THE TASK: Report every line of the items below that contains the string "body", copying each such line in full.

########################################

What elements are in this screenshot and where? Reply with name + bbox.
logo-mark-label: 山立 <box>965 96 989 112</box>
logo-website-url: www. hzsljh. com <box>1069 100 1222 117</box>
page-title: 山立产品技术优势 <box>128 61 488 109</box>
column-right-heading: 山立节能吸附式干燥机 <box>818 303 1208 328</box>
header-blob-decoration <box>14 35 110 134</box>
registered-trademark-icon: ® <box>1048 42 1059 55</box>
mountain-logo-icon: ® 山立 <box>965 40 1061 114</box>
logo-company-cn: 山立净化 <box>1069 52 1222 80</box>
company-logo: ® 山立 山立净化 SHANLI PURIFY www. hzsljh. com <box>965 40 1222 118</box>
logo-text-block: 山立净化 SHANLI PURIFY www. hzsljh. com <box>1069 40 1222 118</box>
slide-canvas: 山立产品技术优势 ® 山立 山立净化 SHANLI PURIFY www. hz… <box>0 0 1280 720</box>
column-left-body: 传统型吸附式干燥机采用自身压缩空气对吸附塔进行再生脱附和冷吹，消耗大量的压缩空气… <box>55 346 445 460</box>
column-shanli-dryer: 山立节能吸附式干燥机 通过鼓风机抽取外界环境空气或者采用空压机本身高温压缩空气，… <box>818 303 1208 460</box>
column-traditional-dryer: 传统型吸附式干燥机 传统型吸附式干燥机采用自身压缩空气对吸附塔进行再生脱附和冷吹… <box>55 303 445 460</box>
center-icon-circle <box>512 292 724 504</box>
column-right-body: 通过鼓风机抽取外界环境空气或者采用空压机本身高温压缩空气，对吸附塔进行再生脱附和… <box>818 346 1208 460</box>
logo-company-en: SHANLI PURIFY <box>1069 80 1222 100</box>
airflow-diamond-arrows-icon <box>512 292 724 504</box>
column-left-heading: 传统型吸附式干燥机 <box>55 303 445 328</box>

########################################

WRITTEN RESPONSE:
column-left-body: 传统型吸附式干燥机采用自身压缩空气对吸附塔进行再生脱附和冷吹，消耗大量的压缩空气… <box>55 346 445 460</box>
column-right-body: 通过鼓风机抽取外界环境空气或者采用空压机本身高温压缩空气，对吸附塔进行再生脱附和… <box>818 346 1208 460</box>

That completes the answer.